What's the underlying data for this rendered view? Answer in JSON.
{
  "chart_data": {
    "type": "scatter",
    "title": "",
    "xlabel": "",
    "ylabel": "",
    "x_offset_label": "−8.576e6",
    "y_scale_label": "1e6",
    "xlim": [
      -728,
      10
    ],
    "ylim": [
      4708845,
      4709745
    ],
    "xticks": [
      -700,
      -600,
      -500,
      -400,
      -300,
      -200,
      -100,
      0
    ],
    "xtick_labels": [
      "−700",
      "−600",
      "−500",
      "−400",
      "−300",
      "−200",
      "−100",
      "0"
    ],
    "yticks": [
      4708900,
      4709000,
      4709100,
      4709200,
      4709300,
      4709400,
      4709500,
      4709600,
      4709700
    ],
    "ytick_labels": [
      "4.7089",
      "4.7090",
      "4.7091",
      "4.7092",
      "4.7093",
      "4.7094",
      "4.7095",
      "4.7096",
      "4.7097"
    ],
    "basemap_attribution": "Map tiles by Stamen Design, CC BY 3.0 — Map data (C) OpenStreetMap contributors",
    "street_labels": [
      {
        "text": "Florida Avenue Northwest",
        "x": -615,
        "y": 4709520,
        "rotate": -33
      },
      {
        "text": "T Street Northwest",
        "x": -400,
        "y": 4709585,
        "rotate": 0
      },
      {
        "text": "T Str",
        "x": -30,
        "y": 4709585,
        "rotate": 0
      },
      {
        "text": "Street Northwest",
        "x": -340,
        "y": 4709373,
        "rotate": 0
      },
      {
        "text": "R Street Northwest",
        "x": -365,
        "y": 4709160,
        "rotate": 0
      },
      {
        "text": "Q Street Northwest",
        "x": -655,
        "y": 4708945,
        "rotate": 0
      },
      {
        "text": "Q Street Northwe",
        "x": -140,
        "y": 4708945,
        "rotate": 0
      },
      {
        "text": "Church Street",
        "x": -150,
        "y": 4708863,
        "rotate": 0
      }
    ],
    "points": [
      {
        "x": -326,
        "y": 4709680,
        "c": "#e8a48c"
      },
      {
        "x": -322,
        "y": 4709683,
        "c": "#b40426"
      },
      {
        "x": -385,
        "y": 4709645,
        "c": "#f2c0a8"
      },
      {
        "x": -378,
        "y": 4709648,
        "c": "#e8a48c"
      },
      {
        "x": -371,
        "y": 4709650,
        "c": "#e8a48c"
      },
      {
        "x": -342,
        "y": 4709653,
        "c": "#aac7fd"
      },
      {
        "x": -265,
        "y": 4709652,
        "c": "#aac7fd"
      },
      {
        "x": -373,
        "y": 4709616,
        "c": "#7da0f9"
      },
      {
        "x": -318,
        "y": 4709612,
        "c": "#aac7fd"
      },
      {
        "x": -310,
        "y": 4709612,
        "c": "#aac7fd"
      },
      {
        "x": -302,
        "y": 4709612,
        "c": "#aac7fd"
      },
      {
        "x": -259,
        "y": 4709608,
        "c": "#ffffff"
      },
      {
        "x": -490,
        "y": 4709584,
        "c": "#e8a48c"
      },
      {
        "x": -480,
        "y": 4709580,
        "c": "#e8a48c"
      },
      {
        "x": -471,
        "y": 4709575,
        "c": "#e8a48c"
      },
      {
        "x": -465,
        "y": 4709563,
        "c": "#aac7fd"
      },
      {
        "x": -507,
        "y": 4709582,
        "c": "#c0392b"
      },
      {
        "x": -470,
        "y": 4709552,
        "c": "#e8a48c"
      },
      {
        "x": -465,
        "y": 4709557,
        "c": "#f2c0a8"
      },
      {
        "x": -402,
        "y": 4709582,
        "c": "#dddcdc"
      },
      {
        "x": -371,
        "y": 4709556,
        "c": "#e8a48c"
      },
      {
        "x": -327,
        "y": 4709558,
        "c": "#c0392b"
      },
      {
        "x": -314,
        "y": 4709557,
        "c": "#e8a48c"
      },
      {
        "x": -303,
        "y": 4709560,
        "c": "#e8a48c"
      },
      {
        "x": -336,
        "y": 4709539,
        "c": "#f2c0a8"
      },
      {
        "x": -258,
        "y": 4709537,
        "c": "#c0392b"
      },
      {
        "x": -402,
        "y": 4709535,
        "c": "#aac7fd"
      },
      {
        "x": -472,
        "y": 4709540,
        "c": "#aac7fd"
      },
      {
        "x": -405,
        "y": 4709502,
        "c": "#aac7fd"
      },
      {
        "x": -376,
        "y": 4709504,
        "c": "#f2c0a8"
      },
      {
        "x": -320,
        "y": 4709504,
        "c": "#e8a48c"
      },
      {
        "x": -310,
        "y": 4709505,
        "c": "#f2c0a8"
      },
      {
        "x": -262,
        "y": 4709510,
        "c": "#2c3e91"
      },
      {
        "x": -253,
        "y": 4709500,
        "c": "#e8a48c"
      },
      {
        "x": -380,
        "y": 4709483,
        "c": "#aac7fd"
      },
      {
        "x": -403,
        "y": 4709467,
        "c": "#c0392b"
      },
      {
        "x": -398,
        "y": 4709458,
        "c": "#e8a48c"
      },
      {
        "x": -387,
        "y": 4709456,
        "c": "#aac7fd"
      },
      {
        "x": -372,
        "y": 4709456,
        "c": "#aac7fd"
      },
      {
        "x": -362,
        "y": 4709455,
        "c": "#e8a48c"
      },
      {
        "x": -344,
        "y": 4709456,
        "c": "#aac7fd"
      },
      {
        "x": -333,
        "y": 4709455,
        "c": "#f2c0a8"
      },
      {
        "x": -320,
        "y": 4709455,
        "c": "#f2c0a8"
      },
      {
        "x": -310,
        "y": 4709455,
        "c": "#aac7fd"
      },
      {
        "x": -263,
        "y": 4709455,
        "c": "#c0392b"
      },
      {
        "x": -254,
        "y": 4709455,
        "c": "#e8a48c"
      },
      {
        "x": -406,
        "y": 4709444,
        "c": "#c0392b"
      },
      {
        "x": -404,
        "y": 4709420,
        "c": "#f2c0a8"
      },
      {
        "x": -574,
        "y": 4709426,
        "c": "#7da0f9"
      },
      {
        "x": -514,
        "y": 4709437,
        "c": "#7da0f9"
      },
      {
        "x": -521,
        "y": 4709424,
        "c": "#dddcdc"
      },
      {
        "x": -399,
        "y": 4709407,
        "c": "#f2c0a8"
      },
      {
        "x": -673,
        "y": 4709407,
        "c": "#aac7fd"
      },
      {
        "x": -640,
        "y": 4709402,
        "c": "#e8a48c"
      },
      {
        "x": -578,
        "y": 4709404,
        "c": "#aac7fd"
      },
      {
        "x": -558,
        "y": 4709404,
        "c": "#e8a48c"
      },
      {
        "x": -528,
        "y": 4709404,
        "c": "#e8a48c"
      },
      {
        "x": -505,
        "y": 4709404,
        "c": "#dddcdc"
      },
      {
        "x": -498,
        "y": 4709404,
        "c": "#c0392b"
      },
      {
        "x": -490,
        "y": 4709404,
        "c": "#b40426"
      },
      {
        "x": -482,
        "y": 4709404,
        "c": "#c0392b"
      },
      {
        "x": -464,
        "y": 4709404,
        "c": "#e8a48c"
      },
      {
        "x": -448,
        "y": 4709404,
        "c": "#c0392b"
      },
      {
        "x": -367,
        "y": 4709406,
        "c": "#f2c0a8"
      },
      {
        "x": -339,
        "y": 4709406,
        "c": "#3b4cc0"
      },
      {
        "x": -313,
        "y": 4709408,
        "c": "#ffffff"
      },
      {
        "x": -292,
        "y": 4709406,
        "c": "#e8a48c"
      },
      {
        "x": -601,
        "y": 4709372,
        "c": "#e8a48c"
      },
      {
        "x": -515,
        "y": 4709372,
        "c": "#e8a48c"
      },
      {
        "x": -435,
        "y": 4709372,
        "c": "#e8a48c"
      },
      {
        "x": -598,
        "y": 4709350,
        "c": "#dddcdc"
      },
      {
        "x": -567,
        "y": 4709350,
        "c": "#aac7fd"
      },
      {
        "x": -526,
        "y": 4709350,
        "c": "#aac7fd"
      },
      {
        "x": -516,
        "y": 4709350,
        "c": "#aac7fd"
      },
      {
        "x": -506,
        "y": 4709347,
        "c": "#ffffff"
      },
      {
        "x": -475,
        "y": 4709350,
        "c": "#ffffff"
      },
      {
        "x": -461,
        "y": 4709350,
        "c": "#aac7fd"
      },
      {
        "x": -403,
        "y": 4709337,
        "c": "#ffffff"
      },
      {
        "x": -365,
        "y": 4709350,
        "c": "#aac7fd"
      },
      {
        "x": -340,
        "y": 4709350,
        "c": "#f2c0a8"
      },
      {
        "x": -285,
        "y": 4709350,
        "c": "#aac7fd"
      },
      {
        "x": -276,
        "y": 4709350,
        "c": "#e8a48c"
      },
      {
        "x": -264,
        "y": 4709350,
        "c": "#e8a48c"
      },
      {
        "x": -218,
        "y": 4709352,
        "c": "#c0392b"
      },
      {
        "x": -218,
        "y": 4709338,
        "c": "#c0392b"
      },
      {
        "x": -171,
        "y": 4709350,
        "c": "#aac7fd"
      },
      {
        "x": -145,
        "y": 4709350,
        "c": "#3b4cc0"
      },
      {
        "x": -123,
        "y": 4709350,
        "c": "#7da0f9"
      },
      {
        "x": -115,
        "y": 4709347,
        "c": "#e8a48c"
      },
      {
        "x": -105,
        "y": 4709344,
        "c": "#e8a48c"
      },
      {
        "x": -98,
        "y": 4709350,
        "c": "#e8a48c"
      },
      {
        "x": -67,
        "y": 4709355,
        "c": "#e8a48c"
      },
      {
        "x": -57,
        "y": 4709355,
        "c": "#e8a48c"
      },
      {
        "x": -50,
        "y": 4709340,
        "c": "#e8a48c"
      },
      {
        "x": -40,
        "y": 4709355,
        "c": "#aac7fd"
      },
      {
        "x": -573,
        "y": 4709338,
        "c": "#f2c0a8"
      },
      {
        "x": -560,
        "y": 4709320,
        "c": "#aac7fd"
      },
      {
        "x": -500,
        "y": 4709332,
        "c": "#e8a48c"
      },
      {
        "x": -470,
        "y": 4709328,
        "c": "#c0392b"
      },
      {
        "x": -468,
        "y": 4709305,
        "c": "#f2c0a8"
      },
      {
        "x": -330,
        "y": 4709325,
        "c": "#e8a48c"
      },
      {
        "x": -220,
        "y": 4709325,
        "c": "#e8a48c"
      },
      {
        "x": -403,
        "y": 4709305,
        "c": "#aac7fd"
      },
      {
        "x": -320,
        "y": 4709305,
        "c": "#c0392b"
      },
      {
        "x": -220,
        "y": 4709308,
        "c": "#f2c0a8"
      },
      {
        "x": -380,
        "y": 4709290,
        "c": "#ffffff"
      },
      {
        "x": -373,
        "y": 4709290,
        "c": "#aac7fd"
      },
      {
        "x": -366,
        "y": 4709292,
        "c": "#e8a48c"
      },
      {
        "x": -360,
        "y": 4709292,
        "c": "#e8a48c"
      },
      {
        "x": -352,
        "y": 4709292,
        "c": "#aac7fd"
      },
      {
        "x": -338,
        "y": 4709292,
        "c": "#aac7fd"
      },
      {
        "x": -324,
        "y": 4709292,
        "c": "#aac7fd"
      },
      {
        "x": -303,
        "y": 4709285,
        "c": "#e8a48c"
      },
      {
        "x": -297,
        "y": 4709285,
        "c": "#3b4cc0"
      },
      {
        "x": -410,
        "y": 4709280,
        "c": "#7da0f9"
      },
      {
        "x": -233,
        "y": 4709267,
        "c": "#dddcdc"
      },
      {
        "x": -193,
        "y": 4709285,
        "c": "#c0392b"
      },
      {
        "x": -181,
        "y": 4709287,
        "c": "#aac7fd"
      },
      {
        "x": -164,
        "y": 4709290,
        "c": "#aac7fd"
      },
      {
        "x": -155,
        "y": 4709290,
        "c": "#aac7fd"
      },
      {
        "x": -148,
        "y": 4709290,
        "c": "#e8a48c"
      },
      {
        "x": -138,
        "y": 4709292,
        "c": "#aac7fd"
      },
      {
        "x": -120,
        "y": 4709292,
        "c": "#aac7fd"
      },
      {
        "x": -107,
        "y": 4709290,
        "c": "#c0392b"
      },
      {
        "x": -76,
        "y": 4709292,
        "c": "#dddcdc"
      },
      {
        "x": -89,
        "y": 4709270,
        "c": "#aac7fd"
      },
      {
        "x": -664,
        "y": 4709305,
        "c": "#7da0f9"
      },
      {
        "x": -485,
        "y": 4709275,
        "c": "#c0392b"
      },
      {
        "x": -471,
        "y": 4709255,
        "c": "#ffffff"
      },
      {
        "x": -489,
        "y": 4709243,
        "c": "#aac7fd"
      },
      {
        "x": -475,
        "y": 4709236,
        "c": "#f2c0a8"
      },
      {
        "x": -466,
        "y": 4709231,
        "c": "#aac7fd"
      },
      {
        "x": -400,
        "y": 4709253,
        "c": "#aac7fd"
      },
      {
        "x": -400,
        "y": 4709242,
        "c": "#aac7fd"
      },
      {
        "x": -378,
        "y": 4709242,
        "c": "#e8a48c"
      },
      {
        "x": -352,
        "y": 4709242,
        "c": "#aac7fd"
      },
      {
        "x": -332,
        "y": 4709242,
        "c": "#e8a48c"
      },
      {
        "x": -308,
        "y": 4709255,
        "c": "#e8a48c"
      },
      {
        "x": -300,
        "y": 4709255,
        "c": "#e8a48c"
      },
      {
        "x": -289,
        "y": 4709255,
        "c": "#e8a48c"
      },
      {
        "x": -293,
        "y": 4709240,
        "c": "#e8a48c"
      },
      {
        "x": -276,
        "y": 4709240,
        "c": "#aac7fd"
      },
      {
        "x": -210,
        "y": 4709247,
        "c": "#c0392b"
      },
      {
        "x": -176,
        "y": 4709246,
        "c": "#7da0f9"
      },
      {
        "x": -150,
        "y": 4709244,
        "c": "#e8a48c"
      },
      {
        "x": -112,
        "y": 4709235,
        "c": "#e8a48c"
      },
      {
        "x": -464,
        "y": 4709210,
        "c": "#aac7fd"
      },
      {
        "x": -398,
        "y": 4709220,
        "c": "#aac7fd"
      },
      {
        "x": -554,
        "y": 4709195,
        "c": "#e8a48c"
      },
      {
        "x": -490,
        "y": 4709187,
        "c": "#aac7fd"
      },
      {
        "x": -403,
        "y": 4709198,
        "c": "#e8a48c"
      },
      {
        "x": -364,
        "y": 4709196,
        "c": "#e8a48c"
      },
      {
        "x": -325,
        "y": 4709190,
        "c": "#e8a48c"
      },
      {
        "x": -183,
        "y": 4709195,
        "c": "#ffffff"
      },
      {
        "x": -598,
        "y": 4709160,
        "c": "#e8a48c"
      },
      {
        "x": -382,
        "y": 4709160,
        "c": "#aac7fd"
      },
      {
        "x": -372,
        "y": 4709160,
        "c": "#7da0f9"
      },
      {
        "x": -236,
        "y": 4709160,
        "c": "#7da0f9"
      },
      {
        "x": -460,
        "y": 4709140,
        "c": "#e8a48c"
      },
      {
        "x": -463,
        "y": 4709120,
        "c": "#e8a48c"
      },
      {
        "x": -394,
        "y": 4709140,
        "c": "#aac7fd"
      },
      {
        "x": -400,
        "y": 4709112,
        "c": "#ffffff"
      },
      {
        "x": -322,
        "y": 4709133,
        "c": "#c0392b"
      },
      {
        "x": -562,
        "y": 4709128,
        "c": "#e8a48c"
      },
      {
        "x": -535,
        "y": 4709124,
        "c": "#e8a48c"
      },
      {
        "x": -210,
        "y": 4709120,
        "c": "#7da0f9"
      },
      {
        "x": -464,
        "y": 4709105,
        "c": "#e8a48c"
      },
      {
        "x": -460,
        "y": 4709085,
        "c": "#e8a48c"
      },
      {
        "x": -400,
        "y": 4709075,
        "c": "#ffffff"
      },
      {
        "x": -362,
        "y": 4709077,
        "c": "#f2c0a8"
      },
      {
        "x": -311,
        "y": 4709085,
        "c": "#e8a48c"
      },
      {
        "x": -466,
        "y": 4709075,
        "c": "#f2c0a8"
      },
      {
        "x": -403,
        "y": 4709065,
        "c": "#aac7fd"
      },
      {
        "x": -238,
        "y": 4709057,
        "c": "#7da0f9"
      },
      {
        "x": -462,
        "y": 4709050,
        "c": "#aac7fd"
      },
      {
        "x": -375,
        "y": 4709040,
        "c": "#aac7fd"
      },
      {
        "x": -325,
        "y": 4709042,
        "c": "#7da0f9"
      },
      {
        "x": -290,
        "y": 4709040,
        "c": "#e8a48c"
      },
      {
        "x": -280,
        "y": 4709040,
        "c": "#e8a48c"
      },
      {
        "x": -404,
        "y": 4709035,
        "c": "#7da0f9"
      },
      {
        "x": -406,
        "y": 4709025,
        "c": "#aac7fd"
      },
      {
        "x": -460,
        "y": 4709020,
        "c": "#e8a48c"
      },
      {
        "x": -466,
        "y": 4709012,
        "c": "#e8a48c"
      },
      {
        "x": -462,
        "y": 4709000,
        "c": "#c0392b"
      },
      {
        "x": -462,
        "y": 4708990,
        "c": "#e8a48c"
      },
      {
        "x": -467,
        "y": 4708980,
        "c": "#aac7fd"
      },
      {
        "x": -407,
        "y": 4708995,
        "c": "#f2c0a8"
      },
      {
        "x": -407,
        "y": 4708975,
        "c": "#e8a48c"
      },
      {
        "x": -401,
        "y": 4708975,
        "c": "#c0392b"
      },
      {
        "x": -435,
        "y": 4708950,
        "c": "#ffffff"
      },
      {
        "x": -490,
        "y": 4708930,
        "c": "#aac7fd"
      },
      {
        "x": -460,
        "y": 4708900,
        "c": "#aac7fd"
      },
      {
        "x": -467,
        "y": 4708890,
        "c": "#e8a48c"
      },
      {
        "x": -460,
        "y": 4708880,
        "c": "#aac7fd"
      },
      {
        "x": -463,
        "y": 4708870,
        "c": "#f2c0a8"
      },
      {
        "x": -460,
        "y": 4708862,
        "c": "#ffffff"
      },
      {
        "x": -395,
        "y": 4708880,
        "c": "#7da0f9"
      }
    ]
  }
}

Task directions
From the records above, copy every line that holds the word "text".

Problem solution
        "text": "Florida Avenue Northwest",
        "text": "T Street Northwest",
        "text": "T Str",
        "text": "Street Northwest",
        "text": "R Street Northwest",
        "text": "Q Street Northwest",
        "text": "Q Street Northwe",
        "text": "Church Street",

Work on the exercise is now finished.